Start Record set

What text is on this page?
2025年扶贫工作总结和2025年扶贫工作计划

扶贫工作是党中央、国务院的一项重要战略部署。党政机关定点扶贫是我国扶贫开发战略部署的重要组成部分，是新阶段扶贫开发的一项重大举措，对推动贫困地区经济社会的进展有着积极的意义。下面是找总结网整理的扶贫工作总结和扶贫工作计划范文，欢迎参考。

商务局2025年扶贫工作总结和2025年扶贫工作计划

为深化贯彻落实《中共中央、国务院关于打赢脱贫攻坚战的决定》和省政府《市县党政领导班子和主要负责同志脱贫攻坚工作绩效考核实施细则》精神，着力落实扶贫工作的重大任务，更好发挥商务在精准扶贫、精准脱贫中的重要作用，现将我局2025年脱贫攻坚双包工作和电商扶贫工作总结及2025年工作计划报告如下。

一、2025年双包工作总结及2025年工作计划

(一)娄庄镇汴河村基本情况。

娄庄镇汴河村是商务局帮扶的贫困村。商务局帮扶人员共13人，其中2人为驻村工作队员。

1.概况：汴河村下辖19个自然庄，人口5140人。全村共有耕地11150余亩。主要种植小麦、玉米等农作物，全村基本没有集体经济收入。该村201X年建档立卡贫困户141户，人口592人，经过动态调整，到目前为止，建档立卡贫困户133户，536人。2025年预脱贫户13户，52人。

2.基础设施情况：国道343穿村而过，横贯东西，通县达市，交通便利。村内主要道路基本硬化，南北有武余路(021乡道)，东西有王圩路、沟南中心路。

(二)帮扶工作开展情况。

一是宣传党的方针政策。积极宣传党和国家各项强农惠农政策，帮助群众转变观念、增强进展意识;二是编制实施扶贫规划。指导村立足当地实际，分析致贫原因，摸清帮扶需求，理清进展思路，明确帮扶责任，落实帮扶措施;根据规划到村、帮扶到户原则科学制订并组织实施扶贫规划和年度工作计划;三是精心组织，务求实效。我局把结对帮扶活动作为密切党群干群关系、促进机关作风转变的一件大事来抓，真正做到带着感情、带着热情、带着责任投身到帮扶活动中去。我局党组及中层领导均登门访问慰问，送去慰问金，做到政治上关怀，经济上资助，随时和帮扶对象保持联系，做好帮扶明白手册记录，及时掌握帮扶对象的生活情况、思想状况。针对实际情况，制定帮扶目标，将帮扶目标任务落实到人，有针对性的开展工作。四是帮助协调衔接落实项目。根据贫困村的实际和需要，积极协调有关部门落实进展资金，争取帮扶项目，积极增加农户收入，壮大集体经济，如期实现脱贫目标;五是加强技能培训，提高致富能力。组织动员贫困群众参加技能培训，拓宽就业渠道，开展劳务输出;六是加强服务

End Record set

Given problem
Repeat each entry word for word.

Task solution
What text is on this page?
2025年扶贫工作总结和2025年扶贫工作计划

扶贫工作是党中央、国务院的一项重要战略部署。党政机关定点扶贫是我国扶贫开发战略部署的重要组成部分，是新阶段扶贫开发的一项重大举措，对推动贫困地区经济社会的进展有着积极的意义。下面是找总结网整理的扶贫工作总结和扶贫工作计划范文，欢迎参考。

商务局2025年扶贫工作总结和2025年扶贫工作计划

为深化贯彻落实《中共中央、国务院关于打赢脱贫攻坚战的决定》和省政府《市县党政领导班子和主要负责同志脱贫攻坚工作绩效考核实施细则》精神，着力落实扶贫工作的重大任务，更好发挥商务在精准扶贫、精准脱贫中的重要作用，现将我局2025年脱贫攻坚双包工作和电商扶贫工作总结及2025年工作计划报告如下。

一、2025年双包工作总结及2025年工作计划

(一)娄庄镇汴河村基本情况。

娄庄镇汴河村是商务局帮扶的贫困村。商务局帮扶人员共13人，其中2人为驻村工作队员。

1.概况：汴河村下辖19个自然庄，人口5140人。全村共有耕地11150余亩。主要种植小麦、玉米等农作物，全村基本没有集体经济收入。该村201X年建档立卡贫困户141户，人口592人，经过动态调整，到目前为止，建档立卡贫困户133户，536人。2025年预脱贫户13户，52人。

2.基础设施情况：国道343穿村而过，横贯东西，通县达市，交通便利。村内主要道路基本硬化，南北有武余路(021乡道)，东西有王圩路、沟南中心路。

(二)帮扶工作开展情况。

一是宣传党的方针政策。积极宣传党和国家各项强农惠农政策，帮助群众转变观念、增强进展意识;二是编制实施扶贫规划。指导村立足当地实际，分析致贫原因，摸清帮扶需求，理清进展思路，明确帮扶责任，落实帮扶措施;根据规划到村、帮扶到户原则科学制订并组织实施扶贫规划和年度工作计划;三是精心组织，务求实效。我局把结对帮扶活动作为密切党群干群关系、促进机关作风转变的一件大事来抓，真正做到带着感情、带着热情、带着责任投身到帮扶活动中去。我局党组及中层领导均登门访问慰问，送去慰问金，做到政治上关怀，经济上资助，随时和帮扶对象保持联系，做好帮扶明白手册记录，及时掌握帮扶对象的生活情况、思想状况。针对实际情况，制定帮扶目标，将帮扶目标任务落实到人，有针对性的开展工作。四是帮助协调衔接落实项目。根据贫困村的实际和需要，积极协调有关部门落实进展资金，争取帮扶项目，积极增加农户收入，壮大集体经济，如期实现脱贫目标;五是加强技能培训，提高致富能力。组织动员贫困群众参加技能培训，拓宽就业渠道，开展劳务输出;六是加强服务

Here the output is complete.